**What the task requires**
Return the whole listing, line for line, without the pictures in it.

**Stored rows**
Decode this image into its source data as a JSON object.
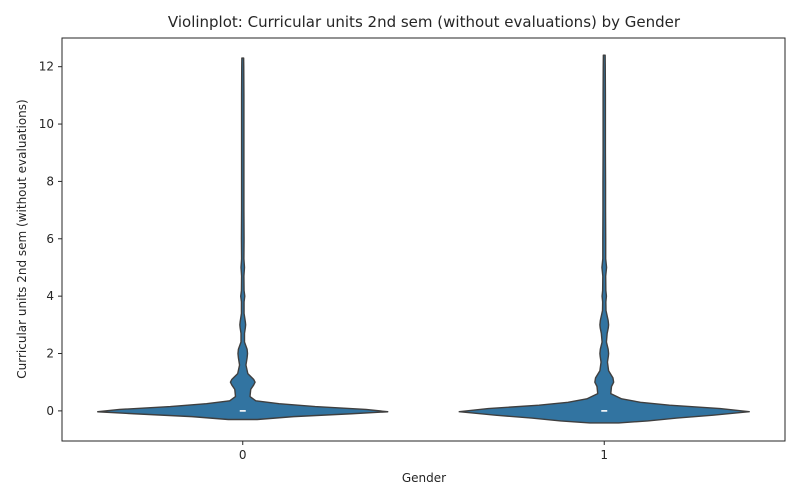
{
  "chart_data": {
    "type": "violin",
    "title": "Violinplot: Curricular units 2nd sem (without evaluations) by Gender",
    "xlabel": "Gender",
    "ylabel": "Curricular units 2nd sem (without evaluations)",
    "categories": [
      "0",
      "1"
    ],
    "ylim": [
      -1.05,
      13.0
    ],
    "yticks": [
      0,
      2,
      4,
      6,
      8,
      10,
      12
    ],
    "grid": false,
    "fill_color": "#3274a1",
    "edge_color": "#3f3f3f",
    "median_color": "#ffffff",
    "violins": [
      {
        "category": "0",
        "y_max": 12.3,
        "median": 0,
        "density_profile": [
          [
            -0.3,
            0.1
          ],
          [
            -0.2,
            0.35
          ],
          [
            -0.1,
            0.75
          ],
          [
            -0.03,
            1.0
          ],
          [
            0.05,
            0.85
          ],
          [
            0.15,
            0.5
          ],
          [
            0.25,
            0.25
          ],
          [
            0.35,
            0.09
          ],
          [
            0.5,
            0.05
          ],
          [
            0.75,
            0.055
          ],
          [
            0.9,
            0.075
          ],
          [
            1.0,
            0.085
          ],
          [
            1.1,
            0.075
          ],
          [
            1.3,
            0.035
          ],
          [
            1.6,
            0.022
          ],
          [
            1.85,
            0.03
          ],
          [
            2.0,
            0.033
          ],
          [
            2.15,
            0.03
          ],
          [
            2.4,
            0.012
          ],
          [
            2.7,
            0.012
          ],
          [
            2.9,
            0.018
          ],
          [
            3.0,
            0.02
          ],
          [
            3.1,
            0.018
          ],
          [
            3.4,
            0.009
          ],
          [
            3.8,
            0.009
          ],
          [
            4.0,
            0.014
          ],
          [
            4.2,
            0.009
          ],
          [
            4.7,
            0.008
          ],
          [
            5.0,
            0.012
          ],
          [
            5.3,
            0.008
          ],
          [
            6.0,
            0.009
          ],
          [
            7.0,
            0.008
          ],
          [
            8.0,
            0.008
          ],
          [
            9.0,
            0.008
          ],
          [
            10.0,
            0.008
          ],
          [
            11.0,
            0.008
          ],
          [
            12.0,
            0.007
          ],
          [
            12.3,
            0.0
          ]
        ]
      },
      {
        "category": "1",
        "y_max": 12.4,
        "median": 0,
        "density_profile": [
          [
            -0.42,
            0.1
          ],
          [
            -0.35,
            0.3
          ],
          [
            -0.25,
            0.5
          ],
          [
            -0.15,
            0.75
          ],
          [
            -0.03,
            1.0
          ],
          [
            0.08,
            0.8
          ],
          [
            0.2,
            0.45
          ],
          [
            0.3,
            0.25
          ],
          [
            0.42,
            0.12
          ],
          [
            0.6,
            0.045
          ],
          [
            0.85,
            0.05
          ],
          [
            1.0,
            0.065
          ],
          [
            1.15,
            0.06
          ],
          [
            1.4,
            0.03
          ],
          [
            1.7,
            0.022
          ],
          [
            1.9,
            0.028
          ],
          [
            2.0,
            0.03
          ],
          [
            2.15,
            0.027
          ],
          [
            2.4,
            0.015
          ],
          [
            2.7,
            0.02
          ],
          [
            2.9,
            0.028
          ],
          [
            3.0,
            0.03
          ],
          [
            3.15,
            0.027
          ],
          [
            3.5,
            0.012
          ],
          [
            3.8,
            0.011
          ],
          [
            4.0,
            0.015
          ],
          [
            4.2,
            0.011
          ],
          [
            4.7,
            0.01
          ],
          [
            5.0,
            0.016
          ],
          [
            5.3,
            0.01
          ],
          [
            6.0,
            0.01
          ],
          [
            7.0,
            0.009
          ],
          [
            8.0,
            0.009
          ],
          [
            9.0,
            0.008
          ],
          [
            10.0,
            0.008
          ],
          [
            11.0,
            0.008
          ],
          [
            12.0,
            0.007
          ],
          [
            12.4,
            0.0
          ]
        ]
      }
    ]
  }
}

**Output for this exercise**
Decode this image into its source data as a JSON object.
{
  "chart_data": {
    "type": "violin",
    "title": "Violinplot: Curricular units 2nd sem (without evaluations) by Gender",
    "xlabel": "Gender",
    "ylabel": "Curricular units 2nd sem (without evaluations)",
    "categories": [
      "0",
      "1"
    ],
    "ylim": [
      -1.05,
      13.0
    ],
    "yticks": [
      0,
      2,
      4,
      6,
      8,
      10,
      12
    ],
    "grid": false,
    "fill_color": "#3274a1",
    "edge_color": "#3f3f3f",
    "median_color": "#ffffff",
    "violins": [
      {
        "category": "0",
        "y_max": 12.3,
        "median": 0,
        "density_profile": [
          [
            -0.3,
            0.1
          ],
          [
            -0.2,
            0.35
          ],
          [
            -0.1,
            0.75
          ],
          [
            -0.03,
            1.0
          ],
          [
            0.05,
            0.85
          ],
          [
            0.15,
            0.5
          ],
          [
            0.25,
            0.25
          ],
          [
            0.35,
            0.09
          ],
          [
            0.5,
            0.05
          ],
          [
            0.75,
            0.055
          ],
          [
            0.9,
            0.075
          ],
          [
            1.0,
            0.085
          ],
          [
            1.1,
            0.075
          ],
          [
            1.3,
            0.035
          ],
          [
            1.6,
            0.022
          ],
          [
            1.85,
            0.03
          ],
          [
            2.0,
            0.033
          ],
          [
            2.15,
            0.03
          ],
          [
            2.4,
            0.012
          ],
          [
            2.7,
            0.012
          ],
          [
            2.9,
            0.018
          ],
          [
            3.0,
            0.02
          ],
          [
            3.1,
            0.018
          ],
          [
            3.4,
            0.009
          ],
          [
            3.8,
            0.009
          ],
          [
            4.0,
            0.014
          ],
          [
            4.2,
            0.009
          ],
          [
            4.7,
            0.008
          ],
          [
            5.0,
            0.012
          ],
          [
            5.3,
            0.008
          ],
          [
            6.0,
            0.009
          ],
          [
            7.0,
            0.008
          ],
          [
            8.0,
            0.008
          ],
          [
            9.0,
            0.008
          ],
          [
            10.0,
            0.008
          ],
          [
            11.0,
            0.008
          ],
          [
            12.0,
            0.007
          ],
          [
            12.3,
            0.0
          ]
        ]
      },
      {
        "category": "1",
        "y_max": 12.4,
        "median": 0,
        "density_profile": [
          [
            -0.42,
            0.1
          ],
          [
            -0.35,
            0.3
          ],
          [
            -0.25,
            0.5
          ],
          [
            -0.15,
            0.75
          ],
          [
            -0.03,
            1.0
          ],
          [
            0.08,
            0.8
          ],
          [
            0.2,
            0.45
          ],
          [
            0.3,
            0.25
          ],
          [
            0.42,
            0.12
          ],
          [
            0.6,
            0.045
          ],
          [
            0.85,
            0.05
          ],
          [
            1.0,
            0.065
          ],
          [
            1.15,
            0.06
          ],
          [
            1.4,
            0.03
          ],
          [
            1.7,
            0.022
          ],
          [
            1.9,
            0.028
          ],
          [
            2.0,
            0.03
          ],
          [
            2.15,
            0.027
          ],
          [
            2.4,
            0.015
          ],
          [
            2.7,
            0.02
          ],
          [
            2.9,
            0.028
          ],
          [
            3.0,
            0.03
          ],
          [
            3.15,
            0.027
          ],
          [
            3.5,
            0.012
          ],
          [
            3.8,
            0.011
          ],
          [
            4.0,
            0.015
          ],
          [
            4.2,
            0.011
          ],
          [
            4.7,
            0.01
          ],
          [
            5.0,
            0.016
          ],
          [
            5.3,
            0.01
          ],
          [
            6.0,
            0.01
          ],
          [
            7.0,
            0.009
          ],
          [
            8.0,
            0.009
          ],
          [
            9.0,
            0.008
          ],
          [
            10.0,
            0.008
          ],
          [
            11.0,
            0.008
          ],
          [
            12.0,
            0.007
          ],
          [
            12.4,
            0.0
          ]
        ]
      }
    ]
  }
}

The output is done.